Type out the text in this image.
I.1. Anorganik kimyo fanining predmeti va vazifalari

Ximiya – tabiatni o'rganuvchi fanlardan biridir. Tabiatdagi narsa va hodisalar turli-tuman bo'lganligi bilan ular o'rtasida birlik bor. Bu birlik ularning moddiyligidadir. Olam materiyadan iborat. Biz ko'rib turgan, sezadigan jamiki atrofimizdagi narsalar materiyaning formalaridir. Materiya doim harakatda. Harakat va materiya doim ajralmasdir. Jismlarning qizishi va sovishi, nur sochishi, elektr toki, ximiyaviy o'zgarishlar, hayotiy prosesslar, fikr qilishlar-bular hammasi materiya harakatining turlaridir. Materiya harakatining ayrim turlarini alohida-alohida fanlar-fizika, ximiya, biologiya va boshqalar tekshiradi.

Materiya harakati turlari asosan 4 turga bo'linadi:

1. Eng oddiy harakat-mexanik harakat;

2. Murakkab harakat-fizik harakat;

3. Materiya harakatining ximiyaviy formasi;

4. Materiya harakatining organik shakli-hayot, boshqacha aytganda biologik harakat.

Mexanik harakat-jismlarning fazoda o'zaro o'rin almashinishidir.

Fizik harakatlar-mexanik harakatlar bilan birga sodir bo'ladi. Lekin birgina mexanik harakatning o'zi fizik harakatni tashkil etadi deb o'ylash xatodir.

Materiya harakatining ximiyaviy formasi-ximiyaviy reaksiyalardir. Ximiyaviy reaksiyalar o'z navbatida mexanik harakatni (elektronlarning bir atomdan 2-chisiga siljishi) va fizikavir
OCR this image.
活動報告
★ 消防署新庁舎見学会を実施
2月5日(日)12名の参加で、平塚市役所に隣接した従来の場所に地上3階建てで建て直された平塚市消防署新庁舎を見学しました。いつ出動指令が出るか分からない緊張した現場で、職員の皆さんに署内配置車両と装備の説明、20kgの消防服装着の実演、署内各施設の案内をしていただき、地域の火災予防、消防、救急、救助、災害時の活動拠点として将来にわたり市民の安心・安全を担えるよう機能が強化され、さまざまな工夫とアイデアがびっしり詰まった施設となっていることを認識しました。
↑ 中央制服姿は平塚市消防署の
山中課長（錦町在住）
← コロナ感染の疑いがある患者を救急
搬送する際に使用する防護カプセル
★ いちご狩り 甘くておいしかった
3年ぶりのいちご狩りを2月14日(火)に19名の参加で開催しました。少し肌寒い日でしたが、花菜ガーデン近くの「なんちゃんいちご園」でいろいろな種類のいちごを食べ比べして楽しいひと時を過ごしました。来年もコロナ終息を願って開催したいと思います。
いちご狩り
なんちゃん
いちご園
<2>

++++++++++++++++++++

- Written instruction
Output all of the material exactly as written.

- Answer to this exercise
Type out the text in this image.
I.1. Anorganik kimyo fanining predmeti va vazifalari

Ximiya – tabiatni o'rganuvchi fanlardan biridir. Tabiatdagi narsa va hodisalar turli-tuman bo'lganligi bilan ular o'rtasida birlik bor. Bu birlik ularning moddiyligidadir. Olam materiyadan iborat. Biz ko'rib turgan, sezadigan jamiki atrofimizdagi narsalar materiyaning formalaridir. Materiya doim harakatda. Harakat va materiya doim ajralmasdir. Jismlarning qizishi va sovishi, nur sochishi, elektr toki, ximiyaviy o'zgarishlar, hayotiy prosesslar, fikr qilishlar-bular hammasi materiya harakatining turlaridir. Materiya harakatining ayrim turlarini alohida-alohida fanlar-fizika, ximiya, biologiya va boshqalar tekshiradi.

Materiya harakati turlari asosan 4 turga bo'linadi:

1. Eng oddiy harakat-mexanik harakat;

2. Murakkab harakat-fizik harakat;

3. Materiya harakatining ximiyaviy formasi;

4. Materiya harakatining organik shakli-hayot, boshqacha aytganda biologik harakat.

Mexanik harakat-jismlarning fazoda o'zaro o'rin almashinishidir.

Fizik harakatlar-mexanik harakatlar bilan birga sodir bo'ladi. Lekin birgina mexanik harakatning o'zi fizik harakatni tashkil etadi deb o'ylash xatodir.

Materiya harakatining ximiyaviy formasi-ximiyaviy reaksiyalardir. Ximiyaviy reaksiyalar o'z navbatida mexanik harakatni (elektronlarning bir atomdan 2-chisiga siljishi) va fizikavir
OCR this image.
活動報告
★ 消防署新庁舎見学会を実施
2月5日(日)12名の参加で、平塚市役所に隣接した従来の場所に地上3階建てで建て直された平塚市消防署新庁舎を見学しました。いつ出動指令が出るか分からない緊張した現場で、職員の皆さんに署内配置車両と装備の説明、20kgの消防服装着の実演、署内各施設の案内をしていただき、地域の火災予防、消防、救急、救助、災害時の活動拠点として将来にわたり市民の安心・安全を担えるよう機能が強化され、さまざまな工夫とアイデアがびっしり詰まった施設となっていることを認識しました。
↑ 中央制服姿は平塚市消防署の
山中課長（錦町在住）
← コロナ感染の疑いがある患者を救急
搬送する際に使用する防護カプセル
★ いちご狩り 甘くておいしかった
3年ぶりのいちご狩りを2月14日(火)に19名の参加で開催しました。少し肌寒い日でしたが、花菜ガーデン近くの「なんちゃんいちご園」でいろいろな種類のいちごを食べ比べして楽しいひと時を過ごしました。来年もコロナ終息を願って開催したいと思います。
いちご狩り
なんちゃん
いちご園
<2>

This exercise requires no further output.